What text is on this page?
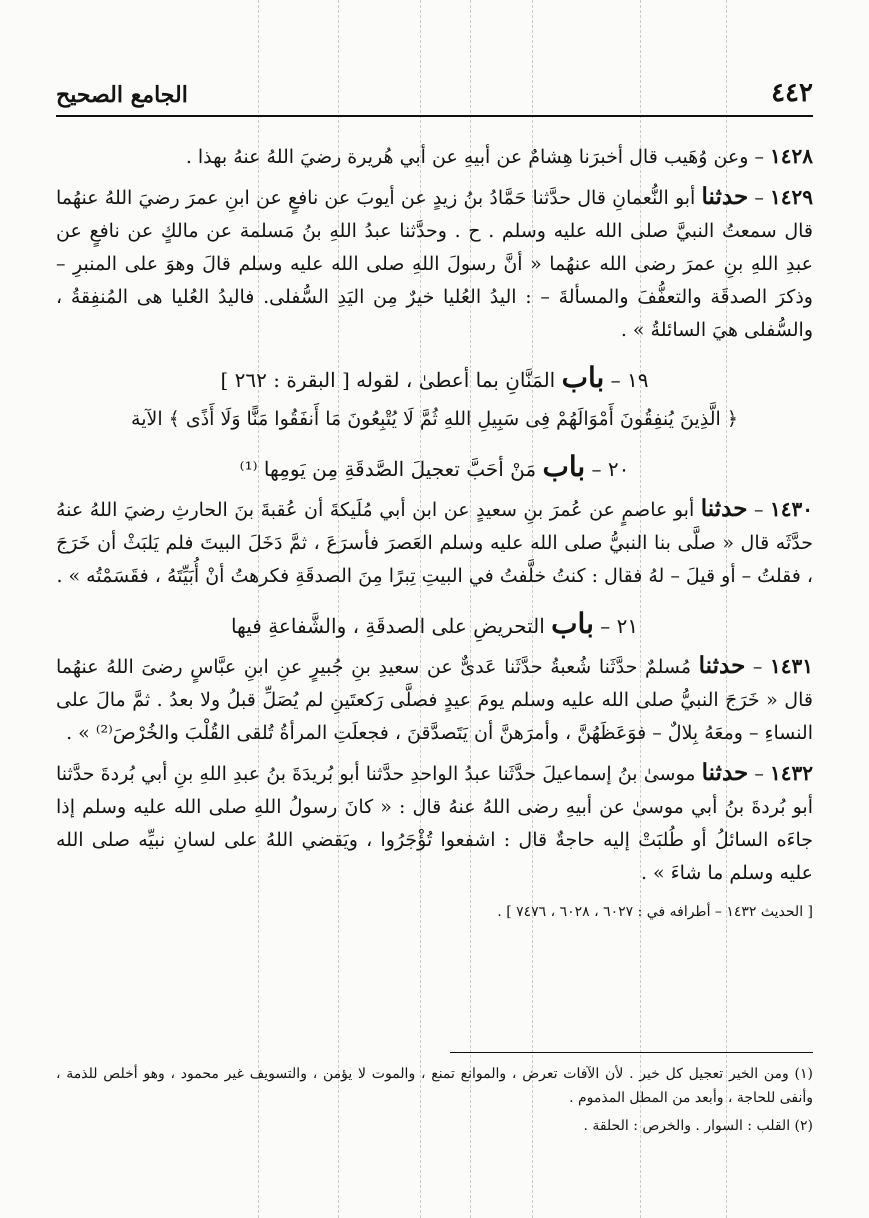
٤٤٢
الجامع الصحيح

١٤٢٨ – وعن وُهَيب قال أخبرَنا هِشامٌ عن أبيهِ عن أبي هُريرة رضيَ اللهُ عنهُ بهذا .

١٤٢٩ – حدثنا أبو النُّعمانِ قال حدَّثنا حَمَّادُ بنُ زيدٍ عن أيوبَ عن نافعٍ عن ابنِ عمرَ رضيَ اللهُ عنهُما قال سمعتُ النبيَّ صلى الله عليه وسلم . ح . وحدَّثنا عبدُ اللهِ بنُ مَسلمة عن مالكٍ عن نافعٍ عن عبدِ اللهِ بنِ عمرَ رضى الله عنهُما « أنَّ رسولَ اللهِ صلى الله عليه وسلم قالَ وهوَ على المنبرِ – وذكرَ الصدقَة والتعفُّفَ والمسألةَ – : اليدُ العُليا خيرٌ مِن اليَدِ السُّفلى. فاليدُ العُليا هى المُنفِقةُ ، والسُّفلى هيَ السائلةُ » .

١٩ – باب المَنَّانِ بما أعطىٰ ، لقوله [ البقرة : ٢٦٢ ]
﴿ الَّذِينَ يُنفِقُونَ أَمْوَالَهُمْ فِى سَبِيلِ اللهِ ثُمَّ لَا يُتْبِعُونَ مَا أَنفَقُوا مَنًّا وَلَا أَذًى ﴾ الآية
٢٠ – باب مَنْ أحَبَّ تعجيلَ الصَّدقَةِ مِن يَومِها ⁽¹⁾

١٤٣٠ – حدثنا أبو عاصمٍ عن عُمرَ بنِ سعيدٍ عن ابن أبي مُلَيكةَ أن عُقبةَ بنَ الحارثِ رضيَ اللهُ عنهُ حدَّثَه قال « صلَّى بنا النبيُّ صلى الله عليه وسلم العَصرَ فأسرَعَ ، ثمَّ دَخَلَ البيتَ فلم يَلبَثْ أن خَرَجَ ، فقلتُ – أو قيلَ – لهُ فقال : كنتُ خلَّفتُ في البيتِ تِبرًا مِنَ الصدقَةِ فكرهتُ أنْ أُبَيِّتَهُ ، فقَسَمْتُه » .

٢١ – باب التحريضِ على الصدقَةِ ، والشَّفاعةِ فيها

١٤٣١ – حدثنا مُسلمٌ حدَّثَنا شُعبةُ حدَّثَنا عَدىٌّ عن سعيدِ بنِ جُبيرٍ عنِ ابنِ عبَّاسٍ رضىَ اللهُ عنهُما قال « خَرَجَ النبيُّ صلى الله عليه وسلم يومَ عيدٍ فصلَّى رَكعتَينِ لم يُصَلِّ قبلُ ولا بعدُ . ثمَّ مالَ على النساءِ – ومعَهُ بِلالٌ – فوَعَظَهُنَّ ، وأمرَهنَّ أن يَتَصدَّقنَ ، فجعلَتِ المرأةُ تُلقى القُلْبَ والخُرْصَ⁽²⁾ » .

١٤٣٢ – حدثنا موسىٰ بنُ إسماعيلَ حدَّثَنا عبدُ الواحدِ حدَّثنا أبو بُريدَةَ بنُ عبدِ اللهِ بنِ أبي بُردةَ حدَّثنا أبو بُردةَ بنُ أبي موسىٰ عن أبيهِ رضى اللهُ عنهُ قال : « كانَ رسولُ اللهِ صلى الله عليه وسلم إذا جاءَه السائلُ أو طُلبَتْ إليه حاجةٌ قال : اشفعوا تُؤْجَرُوا ، ويَقضي اللهُ على لسانِ نبيِّه صلى الله عليه وسلم ما شاءَ » .

[ الحديث ١٤٣٢ – أطرافه في : ٦٠٢٧ ، ٦٠٢٨ ، ٧٤٧٦ ] .

(١) ومن الخير تعجيل كل خير . لأن الآفات تعرض ، والموانع تمنع ، والموت لا يؤمن ، والتسويف غير محمود ، وهو أخلص للذمة ، وأنفى للحاجة ، وأبعد من المطل المذموم .

(٢) القلب : السوار . والخرص : الحلقة .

========================================================================

Write out the data precisely as given, excluding the pictures.

WORKED SOLUTION:
What text is on this page?
٤٤٢
الجامع الصحيح

١٤٢٨ – وعن وُهَيب قال أخبرَنا هِشامٌ عن أبيهِ عن أبي هُريرة رضيَ اللهُ عنهُ بهذا .

١٤٢٩ – حدثنا أبو النُّعمانِ قال حدَّثنا حَمَّادُ بنُ زيدٍ عن أيوبَ عن نافعٍ عن ابنِ عمرَ رضيَ اللهُ عنهُما قال سمعتُ النبيَّ صلى الله عليه وسلم . ح . وحدَّثنا عبدُ اللهِ بنُ مَسلمة عن مالكٍ عن نافعٍ عن عبدِ اللهِ بنِ عمرَ رضى الله عنهُما « أنَّ رسولَ اللهِ صلى الله عليه وسلم قالَ وهوَ على المنبرِ – وذكرَ الصدقَة والتعفُّفَ والمسألةَ – : اليدُ العُليا خيرٌ مِن اليَدِ السُّفلى. فاليدُ العُليا هى المُنفِقةُ ، والسُّفلى هيَ السائلةُ » .

١٩ – باب المَنَّانِ بما أعطىٰ ، لقوله [ البقرة : ٢٦٢ ]
﴿ الَّذِينَ يُنفِقُونَ أَمْوَالَهُمْ فِى سَبِيلِ اللهِ ثُمَّ لَا يُتْبِعُونَ مَا أَنفَقُوا مَنًّا وَلَا أَذًى ﴾ الآية
٢٠ – باب مَنْ أحَبَّ تعجيلَ الصَّدقَةِ مِن يَومِها ⁽¹⁾

١٤٣٠ – حدثنا أبو عاصمٍ عن عُمرَ بنِ سعيدٍ عن ابن أبي مُلَيكةَ أن عُقبةَ بنَ الحارثِ رضيَ اللهُ عنهُ حدَّثَه قال « صلَّى بنا النبيُّ صلى الله عليه وسلم العَصرَ فأسرَعَ ، ثمَّ دَخَلَ البيتَ فلم يَلبَثْ أن خَرَجَ ، فقلتُ – أو قيلَ – لهُ فقال : كنتُ خلَّفتُ في البيتِ تِبرًا مِنَ الصدقَةِ فكرهتُ أنْ أُبَيِّتَهُ ، فقَسَمْتُه » .

٢١ – باب التحريضِ على الصدقَةِ ، والشَّفاعةِ فيها

١٤٣١ – حدثنا مُسلمٌ حدَّثَنا شُعبةُ حدَّثَنا عَدىٌّ عن سعيدِ بنِ جُبيرٍ عنِ ابنِ عبَّاسٍ رضىَ اللهُ عنهُما قال « خَرَجَ النبيُّ صلى الله عليه وسلم يومَ عيدٍ فصلَّى رَكعتَينِ لم يُصَلِّ قبلُ ولا بعدُ . ثمَّ مالَ على النساءِ – ومعَهُ بِلالٌ – فوَعَظَهُنَّ ، وأمرَهنَّ أن يَتَصدَّقنَ ، فجعلَتِ المرأةُ تُلقى القُلْبَ والخُرْصَ⁽²⁾ » .

١٤٣٢ – حدثنا موسىٰ بنُ إسماعيلَ حدَّثَنا عبدُ الواحدِ حدَّثنا أبو بُريدَةَ بنُ عبدِ اللهِ بنِ أبي بُردةَ حدَّثنا أبو بُردةَ بنُ أبي موسىٰ عن أبيهِ رضى اللهُ عنهُ قال : « كانَ رسولُ اللهِ صلى الله عليه وسلم إذا جاءَه السائلُ أو طُلبَتْ إليه حاجةٌ قال : اشفعوا تُؤْجَرُوا ، ويَقضي اللهُ على لسانِ نبيِّه صلى الله عليه وسلم ما شاءَ » .

[ الحديث ١٤٣٢ – أطرافه في : ٦٠٢٧ ، ٦٠٢٨ ، ٧٤٧٦ ] .

(١) ومن الخير تعجيل كل خير . لأن الآفات تعرض ، والموانع تمنع ، والموت لا يؤمن ، والتسويف غير محمود ، وهو أخلص للذمة ، وأنفى للحاجة ، وأبعد من المطل المذموم .

(٢) القلب : السوار . والخرص : الحلقة .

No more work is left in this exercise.